To do: Return each line holding the string "Sikkerhed".

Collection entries
╔══
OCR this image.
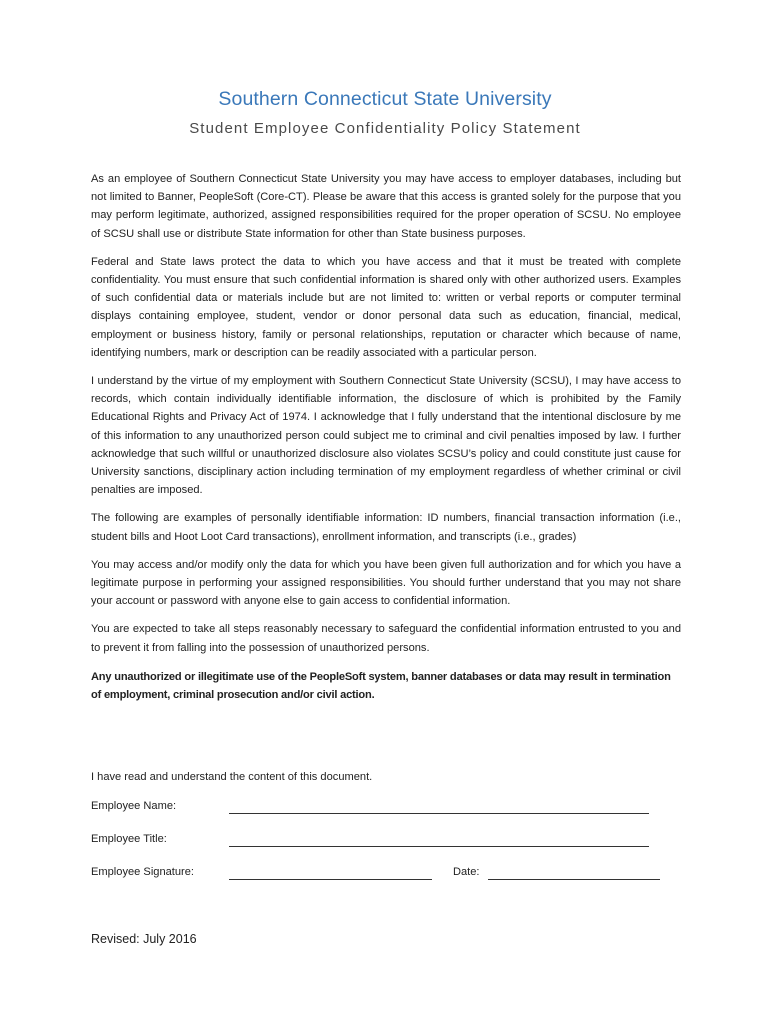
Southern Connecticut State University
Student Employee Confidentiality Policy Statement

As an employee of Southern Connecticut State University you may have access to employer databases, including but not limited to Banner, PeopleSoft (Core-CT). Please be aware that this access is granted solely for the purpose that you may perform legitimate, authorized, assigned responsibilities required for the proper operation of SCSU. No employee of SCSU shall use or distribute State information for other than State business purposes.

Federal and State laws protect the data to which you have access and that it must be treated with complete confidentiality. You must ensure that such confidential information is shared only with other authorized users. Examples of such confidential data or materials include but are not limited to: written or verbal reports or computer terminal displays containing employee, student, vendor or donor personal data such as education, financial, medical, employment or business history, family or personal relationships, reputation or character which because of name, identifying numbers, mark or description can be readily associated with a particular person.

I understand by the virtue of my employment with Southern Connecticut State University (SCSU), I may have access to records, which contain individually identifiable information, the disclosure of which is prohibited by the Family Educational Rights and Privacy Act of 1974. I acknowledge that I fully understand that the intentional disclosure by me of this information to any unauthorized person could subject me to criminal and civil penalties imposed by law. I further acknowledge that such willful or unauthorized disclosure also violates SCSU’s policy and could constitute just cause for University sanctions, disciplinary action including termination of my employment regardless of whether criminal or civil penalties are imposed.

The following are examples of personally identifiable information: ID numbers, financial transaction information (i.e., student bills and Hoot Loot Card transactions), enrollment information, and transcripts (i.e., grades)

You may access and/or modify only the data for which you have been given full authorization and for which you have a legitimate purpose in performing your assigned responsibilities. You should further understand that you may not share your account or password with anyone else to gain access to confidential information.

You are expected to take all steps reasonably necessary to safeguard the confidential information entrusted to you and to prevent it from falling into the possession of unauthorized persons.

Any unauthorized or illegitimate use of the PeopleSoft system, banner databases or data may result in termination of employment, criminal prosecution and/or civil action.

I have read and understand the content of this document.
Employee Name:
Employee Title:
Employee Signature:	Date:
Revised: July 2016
╚══
╔══
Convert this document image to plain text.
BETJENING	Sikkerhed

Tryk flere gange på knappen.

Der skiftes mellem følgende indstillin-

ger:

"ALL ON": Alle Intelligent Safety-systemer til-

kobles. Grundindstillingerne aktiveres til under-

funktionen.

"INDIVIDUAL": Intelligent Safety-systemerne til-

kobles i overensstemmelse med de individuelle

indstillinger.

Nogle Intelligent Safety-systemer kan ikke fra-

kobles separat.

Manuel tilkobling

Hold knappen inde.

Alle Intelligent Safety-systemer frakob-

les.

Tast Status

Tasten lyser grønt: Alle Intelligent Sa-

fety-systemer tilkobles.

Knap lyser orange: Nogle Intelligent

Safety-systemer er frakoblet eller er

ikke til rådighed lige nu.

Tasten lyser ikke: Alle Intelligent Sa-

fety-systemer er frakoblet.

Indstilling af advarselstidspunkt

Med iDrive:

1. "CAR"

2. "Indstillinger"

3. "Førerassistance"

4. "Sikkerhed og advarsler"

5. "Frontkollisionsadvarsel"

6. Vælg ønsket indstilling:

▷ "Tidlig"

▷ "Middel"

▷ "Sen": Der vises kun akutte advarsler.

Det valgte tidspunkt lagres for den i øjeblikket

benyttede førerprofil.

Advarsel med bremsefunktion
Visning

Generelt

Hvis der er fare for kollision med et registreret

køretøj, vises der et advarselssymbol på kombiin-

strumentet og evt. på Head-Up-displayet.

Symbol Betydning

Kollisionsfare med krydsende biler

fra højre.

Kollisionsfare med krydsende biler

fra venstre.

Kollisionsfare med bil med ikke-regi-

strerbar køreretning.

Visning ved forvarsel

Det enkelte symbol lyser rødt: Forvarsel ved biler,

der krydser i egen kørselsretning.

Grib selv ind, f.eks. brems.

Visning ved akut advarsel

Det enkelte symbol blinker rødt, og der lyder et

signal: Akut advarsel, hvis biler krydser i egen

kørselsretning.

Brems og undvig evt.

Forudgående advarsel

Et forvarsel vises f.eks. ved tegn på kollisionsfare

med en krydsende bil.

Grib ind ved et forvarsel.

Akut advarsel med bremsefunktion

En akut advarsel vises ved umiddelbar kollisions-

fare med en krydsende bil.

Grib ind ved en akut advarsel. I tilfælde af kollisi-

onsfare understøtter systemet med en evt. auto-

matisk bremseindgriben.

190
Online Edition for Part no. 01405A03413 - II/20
╚══
The response:
BETJENING	Sikkerhed
4. "Sikkerhed og advarsler"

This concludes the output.